#### INFORMATION PROVIDED

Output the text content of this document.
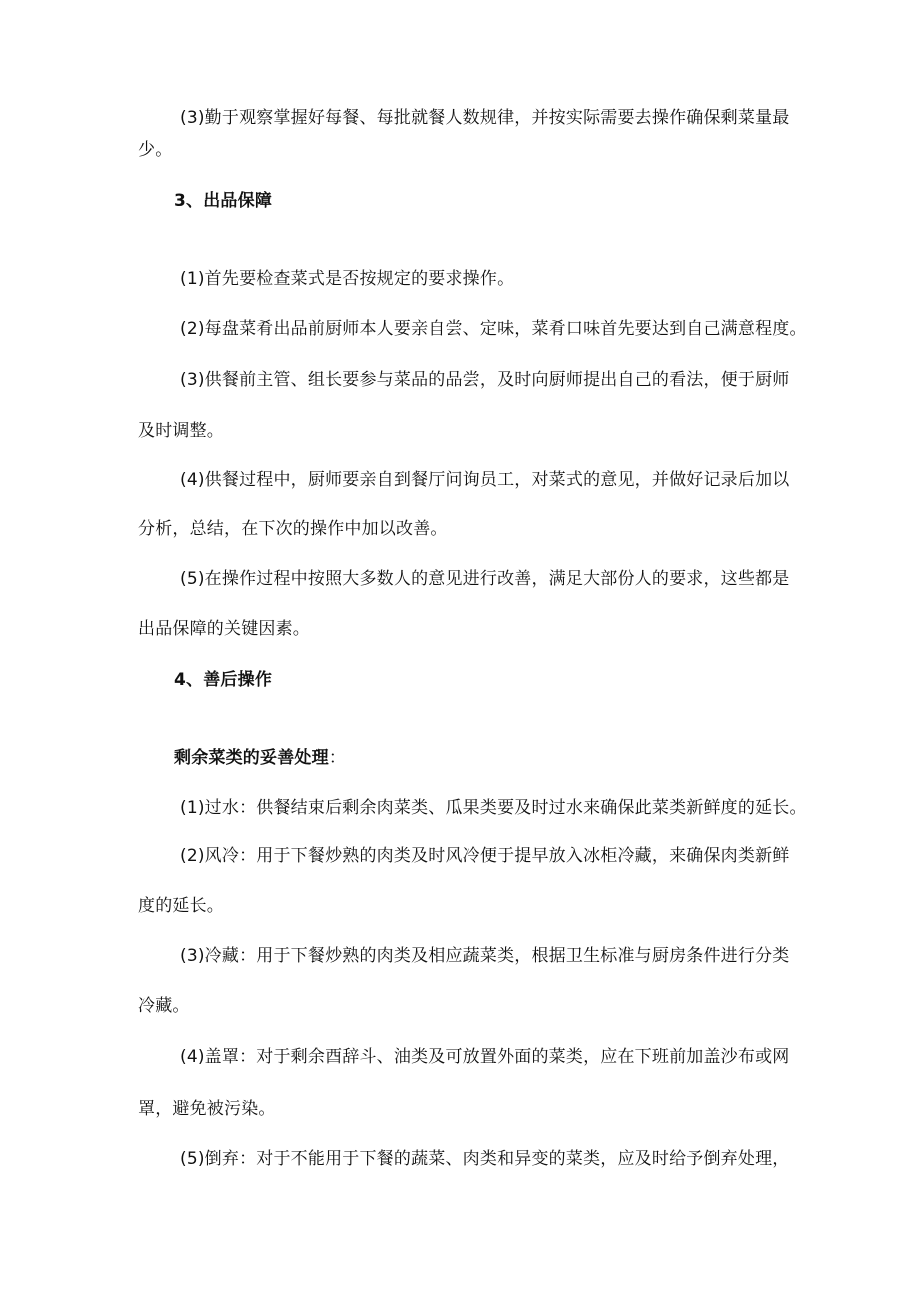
(3)勤于观察掌握好每餐、每批就餐人数规律，并按实际需要去操作确保剩菜量最

少。

3、出品保障

(1)首先要检查菜式是否按规定的要求操作。

(2)每盘菜肴出品前厨师本人要亲自尝、定味，菜肴口味首先要达到自己满意程度。

(3)供餐前主管、组长要参与菜品的品尝，及时向厨师提出自己的看法，便于厨师

及时调整。

(4)供餐过程中，厨师要亲自到餐厅问询员工，对菜式的意见，并做好记录后加以

分析，总结，在下次的操作中加以改善。

(5)在操作过程中按照大多数人的意见进行改善，满足大部份人的要求，这些都是

出品保障的关键因素。

4、善后操作

剩余菜类的妥善处理：

(1)过水：供餐结束后剩余肉菜类、瓜果类要及时过水来确保此菜类新鲜度的延长。

(2)风冷：用于下餐炒熟的肉类及时风冷便于提早放入冰柜冷藏，来确保肉类新鲜

度的延长。

(3)冷藏：用于下餐炒熟的肉类及相应蔬菜类，根据卫生标准与厨房条件进行分类

冷藏。

(4)盖罩：对于剩余酉辞斗、油类及可放置外面的菜类，应在下班前加盖沙布或网

罩，避免被污染。

(5)倒弃：对于不能用于下餐的蔬菜、肉类和异变的菜类，应及时给予倒弃处理，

########

# DO THIS:
Leave out the pictures and print each record exactly as it stands.

# RESPONSE:
Output the text content of this document.
(3)勤于观察掌握好每餐、每批就餐人数规律，并按实际需要去操作确保剩菜量最

少。

3、出品保障

(1)首先要检查菜式是否按规定的要求操作。

(2)每盘菜肴出品前厨师本人要亲自尝、定味，菜肴口味首先要达到自己满意程度。

(3)供餐前主管、组长要参与菜品的品尝，及时向厨师提出自己的看法，便于厨师

及时调整。

(4)供餐过程中，厨师要亲自到餐厅问询员工，对菜式的意见，并做好记录后加以

分析，总结，在下次的操作中加以改善。

(5)在操作过程中按照大多数人的意见进行改善，满足大部份人的要求，这些都是

出品保障的关键因素。

4、善后操作

剩余菜类的妥善处理：

(1)过水：供餐结束后剩余肉菜类、瓜果类要及时过水来确保此菜类新鲜度的延长。

(2)风冷：用于下餐炒熟的肉类及时风冷便于提早放入冰柜冷藏，来确保肉类新鲜

度的延长。

(3)冷藏：用于下餐炒熟的肉类及相应蔬菜类，根据卫生标准与厨房条件进行分类

冷藏。

(4)盖罩：对于剩余酉辞斗、油类及可放置外面的菜类，应在下班前加盖沙布或网

罩，避免被污染。

(5)倒弃：对于不能用于下餐的蔬菜、肉类和异变的菜类，应及时给予倒弃处理，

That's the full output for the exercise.